Sebenarnya pengertian etika biomedis dalam hal ini masih perlu dipilah lagi dalam
isu-isu etika biomedis atau bioetika yang lahir sebagai dampak revolusi biomedis sejak tahun
1960-an, yang antara lain berakibat masalah dan dilema baru sama sekali bagi para dokter
dalam menjalankan propesinya. Etika biomedis dalam arti ini didefinisikan oleh International
association of bioethics sebagai berikut; Bioetika adalah studi tentang isu-isu etis, sosial,
hukum, dan isu-isu lainyang timbul dalam pelayanan kesehatan dan ilmu-ilmu biologi.
Pengertian etika biomedis juga masih perlu dipilah lagi dalam isu-isu etika medis
’tradisional’ yang sudah dikenal sejak ribuan tahun, dan lebih banyak menyangkuthubungan
individual dalam interaksi terapeutik antara dokter dan pasien. Kemungkinan adanya masalah
etika medis demikianlah yang dalam pelayanan di rumah sakit sekarang cepat oleh
masyarakat (dan media masa) ditunding sebagai malpraktek.
◇ ◇ ◇ ◇
Perintah Kerja 1
Sebutkan jenis isu yang disebut dengan nama dalam definisi bioetika pada teks tentang etika biomedis.
Perintah Kerja 2
Jawab pertanyaan berikut berdasarkan teks tentang etika biomedis.
(a) Sejak tahun berapa revolusi biomedis berlangsung?
(b) Lembaga apa yang memberikan definisi bioetika?
(c) Sejak kapan isu-isu etika medis "tradisional" sudah dikenal?
Perintah Kerja 3
Lanjutkan teks tentang etika biomedis mulai dari sesudah kalimat terakhirnya.

Kumpulan Data
◇ ◇ ◇ ◇
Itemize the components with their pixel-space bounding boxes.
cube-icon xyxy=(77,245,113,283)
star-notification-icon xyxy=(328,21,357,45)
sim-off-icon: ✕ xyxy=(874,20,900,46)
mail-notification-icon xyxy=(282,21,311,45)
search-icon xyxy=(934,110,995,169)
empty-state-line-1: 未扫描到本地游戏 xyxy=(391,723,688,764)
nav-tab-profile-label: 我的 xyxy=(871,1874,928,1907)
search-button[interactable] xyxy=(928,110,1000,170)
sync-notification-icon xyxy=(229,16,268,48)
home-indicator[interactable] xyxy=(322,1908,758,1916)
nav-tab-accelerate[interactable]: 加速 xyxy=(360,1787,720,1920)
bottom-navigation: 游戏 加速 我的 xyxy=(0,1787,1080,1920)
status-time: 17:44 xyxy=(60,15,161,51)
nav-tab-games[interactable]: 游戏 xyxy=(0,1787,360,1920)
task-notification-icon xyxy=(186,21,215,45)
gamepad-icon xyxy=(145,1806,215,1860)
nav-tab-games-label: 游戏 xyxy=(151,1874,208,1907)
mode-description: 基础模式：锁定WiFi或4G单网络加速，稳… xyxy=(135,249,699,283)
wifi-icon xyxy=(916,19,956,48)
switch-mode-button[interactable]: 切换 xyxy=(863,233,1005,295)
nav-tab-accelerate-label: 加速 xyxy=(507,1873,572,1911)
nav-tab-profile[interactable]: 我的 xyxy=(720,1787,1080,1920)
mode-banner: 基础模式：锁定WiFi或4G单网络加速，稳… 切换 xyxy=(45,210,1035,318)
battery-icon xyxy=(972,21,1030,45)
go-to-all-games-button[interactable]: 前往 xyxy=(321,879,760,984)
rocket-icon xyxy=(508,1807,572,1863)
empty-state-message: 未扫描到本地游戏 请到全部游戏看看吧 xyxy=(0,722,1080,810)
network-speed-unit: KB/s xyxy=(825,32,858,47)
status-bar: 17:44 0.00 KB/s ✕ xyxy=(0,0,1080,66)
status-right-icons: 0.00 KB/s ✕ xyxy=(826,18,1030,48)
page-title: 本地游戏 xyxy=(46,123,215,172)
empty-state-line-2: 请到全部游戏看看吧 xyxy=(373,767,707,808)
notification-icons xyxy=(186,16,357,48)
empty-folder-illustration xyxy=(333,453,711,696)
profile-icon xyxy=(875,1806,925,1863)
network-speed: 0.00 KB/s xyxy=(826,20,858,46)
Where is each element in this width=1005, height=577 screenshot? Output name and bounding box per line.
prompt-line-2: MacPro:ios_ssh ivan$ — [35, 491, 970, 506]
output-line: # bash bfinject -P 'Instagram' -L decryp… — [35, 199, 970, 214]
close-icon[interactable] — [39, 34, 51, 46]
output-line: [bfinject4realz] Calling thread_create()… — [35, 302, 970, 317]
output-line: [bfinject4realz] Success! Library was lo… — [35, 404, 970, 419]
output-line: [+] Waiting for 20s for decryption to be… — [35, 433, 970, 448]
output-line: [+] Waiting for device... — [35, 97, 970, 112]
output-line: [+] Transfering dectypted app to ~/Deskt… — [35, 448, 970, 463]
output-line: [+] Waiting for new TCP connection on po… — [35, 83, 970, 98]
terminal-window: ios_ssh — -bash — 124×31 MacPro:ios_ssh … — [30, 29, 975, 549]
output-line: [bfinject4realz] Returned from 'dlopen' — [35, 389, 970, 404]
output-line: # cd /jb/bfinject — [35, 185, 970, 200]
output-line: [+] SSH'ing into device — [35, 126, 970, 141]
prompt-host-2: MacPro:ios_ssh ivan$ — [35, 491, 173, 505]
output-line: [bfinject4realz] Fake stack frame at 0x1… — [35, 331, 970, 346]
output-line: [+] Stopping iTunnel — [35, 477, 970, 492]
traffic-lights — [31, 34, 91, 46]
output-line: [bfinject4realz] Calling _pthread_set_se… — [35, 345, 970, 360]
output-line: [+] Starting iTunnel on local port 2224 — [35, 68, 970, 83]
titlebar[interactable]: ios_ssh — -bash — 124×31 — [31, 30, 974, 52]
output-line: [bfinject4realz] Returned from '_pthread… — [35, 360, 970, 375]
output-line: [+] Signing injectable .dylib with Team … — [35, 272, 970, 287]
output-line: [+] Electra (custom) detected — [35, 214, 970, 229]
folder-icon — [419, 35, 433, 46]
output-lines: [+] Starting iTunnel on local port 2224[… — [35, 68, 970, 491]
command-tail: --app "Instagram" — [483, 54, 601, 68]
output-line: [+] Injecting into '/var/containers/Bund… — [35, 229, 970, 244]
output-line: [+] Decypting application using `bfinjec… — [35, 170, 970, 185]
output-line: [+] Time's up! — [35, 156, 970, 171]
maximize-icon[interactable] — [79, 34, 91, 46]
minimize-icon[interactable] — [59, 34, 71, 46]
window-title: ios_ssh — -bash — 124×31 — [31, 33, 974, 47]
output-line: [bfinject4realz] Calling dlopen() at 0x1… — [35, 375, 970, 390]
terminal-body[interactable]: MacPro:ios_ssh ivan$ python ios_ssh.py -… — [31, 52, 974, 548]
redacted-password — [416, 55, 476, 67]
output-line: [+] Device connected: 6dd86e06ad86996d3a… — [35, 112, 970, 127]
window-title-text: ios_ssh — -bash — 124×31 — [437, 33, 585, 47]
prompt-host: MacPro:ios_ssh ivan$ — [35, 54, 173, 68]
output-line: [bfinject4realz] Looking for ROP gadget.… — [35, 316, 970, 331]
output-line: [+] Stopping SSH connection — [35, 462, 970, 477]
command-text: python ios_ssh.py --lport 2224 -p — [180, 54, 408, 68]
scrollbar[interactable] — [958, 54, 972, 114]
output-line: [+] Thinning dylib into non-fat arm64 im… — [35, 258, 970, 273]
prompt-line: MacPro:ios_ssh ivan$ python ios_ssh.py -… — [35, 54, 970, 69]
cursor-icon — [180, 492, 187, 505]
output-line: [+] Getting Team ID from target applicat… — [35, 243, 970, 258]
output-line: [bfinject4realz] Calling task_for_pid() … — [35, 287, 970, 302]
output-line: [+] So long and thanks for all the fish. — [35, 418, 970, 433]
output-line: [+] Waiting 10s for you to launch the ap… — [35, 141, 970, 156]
◇ ◇ ◇ ◇
Jawaban Latihan 1
- etis
- sosial
- hukum

Jawaban Latihan 2
(a) Sejak tahun 1960-an.
(b) International association of bioethics.
(c) Sejak ribuan tahun.

Jawaban Latihan 3
Secara umum masalah etik rumah sakit yang perlu diatur adalah tentang:
1. Rekam medis
2. Keperawatan
3. Pelayanan laboratorium
4. Pelayanan pasien dewasa
5. Pelayanan kesehatan anak
6. Pelayanan klinik medic
7. Pelayanan intensif, anestesi dan euthanasia
8. Pelayanan radiologi
9. Pelayanan kamar operasi
10. Pelayanan rehabilitasi medic
11. Pelayanan gawat darurat
12. Pelayanan medikolegal dan lain-lain
B. Pelaksanaan Moral di Rumah Sakit atau PKM

Etika keperawatan mempunyai berbagai dasar penting seperti advokasi, akuntabilitas,


loyalitas, kepedulian, rasa haru, dan menghormati martabat manusia. Di antara pernyataan ini
yang lazaim termaktub dalam standar praktik keperawatan dan telah menjadi bahan kajian
dalam waktu lama adalah advokasi, akuntabilitas, dan loyalitas (Fry, 1991; lih. Creasia,
1991).
1. Advokasi
Pada dasarnya peran perawat sebagai advokat pasien adalah memberi informasi
dan memberi bantuan kepada pasien atas keputusan apa pun yang dibuat pasien.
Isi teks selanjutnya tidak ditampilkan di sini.